Records for this task.
====================
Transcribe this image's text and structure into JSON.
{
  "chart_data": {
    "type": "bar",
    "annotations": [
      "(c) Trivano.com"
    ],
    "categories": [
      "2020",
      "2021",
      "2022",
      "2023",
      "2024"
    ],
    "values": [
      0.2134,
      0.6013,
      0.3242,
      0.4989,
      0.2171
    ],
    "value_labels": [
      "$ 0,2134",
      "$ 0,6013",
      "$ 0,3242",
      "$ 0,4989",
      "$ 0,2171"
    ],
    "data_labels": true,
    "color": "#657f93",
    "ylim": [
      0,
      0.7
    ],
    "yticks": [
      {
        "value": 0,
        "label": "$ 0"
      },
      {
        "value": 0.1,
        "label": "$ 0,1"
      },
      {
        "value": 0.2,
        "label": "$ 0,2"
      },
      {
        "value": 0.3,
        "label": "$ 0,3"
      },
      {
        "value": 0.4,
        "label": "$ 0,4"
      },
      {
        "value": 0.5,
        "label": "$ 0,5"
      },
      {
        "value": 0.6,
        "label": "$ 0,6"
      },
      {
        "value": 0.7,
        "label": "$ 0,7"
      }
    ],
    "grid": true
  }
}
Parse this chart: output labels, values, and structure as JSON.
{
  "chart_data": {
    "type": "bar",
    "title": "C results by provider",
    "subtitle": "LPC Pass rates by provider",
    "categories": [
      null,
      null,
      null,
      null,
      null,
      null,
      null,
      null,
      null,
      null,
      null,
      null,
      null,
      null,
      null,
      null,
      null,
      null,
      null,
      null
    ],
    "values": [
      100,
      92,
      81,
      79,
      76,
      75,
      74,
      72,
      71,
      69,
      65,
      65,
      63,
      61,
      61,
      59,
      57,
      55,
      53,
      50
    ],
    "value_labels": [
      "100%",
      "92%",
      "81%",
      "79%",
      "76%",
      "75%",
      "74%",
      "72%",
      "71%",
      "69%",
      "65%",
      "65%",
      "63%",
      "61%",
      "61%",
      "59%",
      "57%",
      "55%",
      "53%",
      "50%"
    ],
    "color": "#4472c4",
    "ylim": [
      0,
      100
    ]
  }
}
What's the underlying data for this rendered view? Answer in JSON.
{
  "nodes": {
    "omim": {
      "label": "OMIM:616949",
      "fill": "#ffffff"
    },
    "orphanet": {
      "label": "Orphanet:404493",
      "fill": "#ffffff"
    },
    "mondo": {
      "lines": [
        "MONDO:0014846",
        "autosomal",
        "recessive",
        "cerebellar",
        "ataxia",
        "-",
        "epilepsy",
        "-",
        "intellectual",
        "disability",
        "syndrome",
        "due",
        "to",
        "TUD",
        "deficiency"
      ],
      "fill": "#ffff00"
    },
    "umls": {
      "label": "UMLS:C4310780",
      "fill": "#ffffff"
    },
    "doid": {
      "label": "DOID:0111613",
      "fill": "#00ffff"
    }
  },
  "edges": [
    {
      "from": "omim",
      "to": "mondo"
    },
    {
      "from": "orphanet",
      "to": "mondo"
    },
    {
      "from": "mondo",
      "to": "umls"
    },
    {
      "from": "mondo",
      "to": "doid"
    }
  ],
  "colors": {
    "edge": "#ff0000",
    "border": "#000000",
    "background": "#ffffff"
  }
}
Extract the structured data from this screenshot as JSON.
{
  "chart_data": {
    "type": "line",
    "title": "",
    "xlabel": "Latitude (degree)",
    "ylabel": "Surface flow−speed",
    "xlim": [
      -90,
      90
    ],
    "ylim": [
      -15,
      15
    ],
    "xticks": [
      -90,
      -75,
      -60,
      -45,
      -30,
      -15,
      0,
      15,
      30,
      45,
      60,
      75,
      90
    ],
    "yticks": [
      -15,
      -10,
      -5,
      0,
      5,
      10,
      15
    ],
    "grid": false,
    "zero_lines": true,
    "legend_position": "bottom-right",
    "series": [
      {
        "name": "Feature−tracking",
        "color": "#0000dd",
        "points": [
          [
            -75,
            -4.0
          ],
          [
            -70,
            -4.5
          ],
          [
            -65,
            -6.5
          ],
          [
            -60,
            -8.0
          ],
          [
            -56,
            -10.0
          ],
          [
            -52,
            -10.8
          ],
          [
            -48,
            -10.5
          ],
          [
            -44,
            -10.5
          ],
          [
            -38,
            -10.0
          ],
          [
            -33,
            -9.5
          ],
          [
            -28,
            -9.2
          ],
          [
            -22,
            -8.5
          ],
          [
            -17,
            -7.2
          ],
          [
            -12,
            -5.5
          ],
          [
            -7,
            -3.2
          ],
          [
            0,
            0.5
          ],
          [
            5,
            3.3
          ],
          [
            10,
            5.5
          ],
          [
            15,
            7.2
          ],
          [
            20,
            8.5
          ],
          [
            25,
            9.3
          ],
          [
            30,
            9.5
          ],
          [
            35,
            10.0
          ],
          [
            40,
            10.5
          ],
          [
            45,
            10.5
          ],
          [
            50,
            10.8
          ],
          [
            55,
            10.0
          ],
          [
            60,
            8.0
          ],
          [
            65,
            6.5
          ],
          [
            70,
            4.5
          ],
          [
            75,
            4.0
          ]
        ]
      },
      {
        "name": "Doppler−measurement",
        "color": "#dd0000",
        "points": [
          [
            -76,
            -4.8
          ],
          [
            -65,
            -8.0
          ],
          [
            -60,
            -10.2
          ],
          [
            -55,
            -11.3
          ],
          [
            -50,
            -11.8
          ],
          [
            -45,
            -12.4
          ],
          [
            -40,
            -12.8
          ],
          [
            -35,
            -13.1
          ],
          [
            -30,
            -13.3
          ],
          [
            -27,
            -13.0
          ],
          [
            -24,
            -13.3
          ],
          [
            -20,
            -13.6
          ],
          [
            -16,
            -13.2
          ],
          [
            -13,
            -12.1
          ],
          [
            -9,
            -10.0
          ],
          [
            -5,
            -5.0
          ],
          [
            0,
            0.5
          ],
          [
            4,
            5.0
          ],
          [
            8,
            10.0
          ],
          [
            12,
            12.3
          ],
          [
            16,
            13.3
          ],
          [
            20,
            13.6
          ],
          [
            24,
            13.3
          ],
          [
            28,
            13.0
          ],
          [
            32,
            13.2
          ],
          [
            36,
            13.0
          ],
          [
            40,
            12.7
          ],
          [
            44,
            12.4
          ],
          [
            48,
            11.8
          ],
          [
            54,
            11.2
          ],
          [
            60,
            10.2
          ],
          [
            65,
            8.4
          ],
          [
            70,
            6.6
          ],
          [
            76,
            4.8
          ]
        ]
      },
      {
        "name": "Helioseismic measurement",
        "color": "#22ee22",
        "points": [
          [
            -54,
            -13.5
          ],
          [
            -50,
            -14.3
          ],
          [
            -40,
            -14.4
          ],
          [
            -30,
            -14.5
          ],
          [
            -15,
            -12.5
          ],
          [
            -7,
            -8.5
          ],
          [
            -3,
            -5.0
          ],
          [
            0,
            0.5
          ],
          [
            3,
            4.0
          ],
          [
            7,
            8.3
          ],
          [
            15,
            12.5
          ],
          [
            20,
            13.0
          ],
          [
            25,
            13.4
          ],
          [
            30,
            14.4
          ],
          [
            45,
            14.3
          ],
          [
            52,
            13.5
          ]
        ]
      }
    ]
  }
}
====================
What to work on.
Copy down every line of the material above that includes the string "provider".

Output for this exercise.
    "title": "C results by provider",
    "subtitle": "LPC Pass rates by provider",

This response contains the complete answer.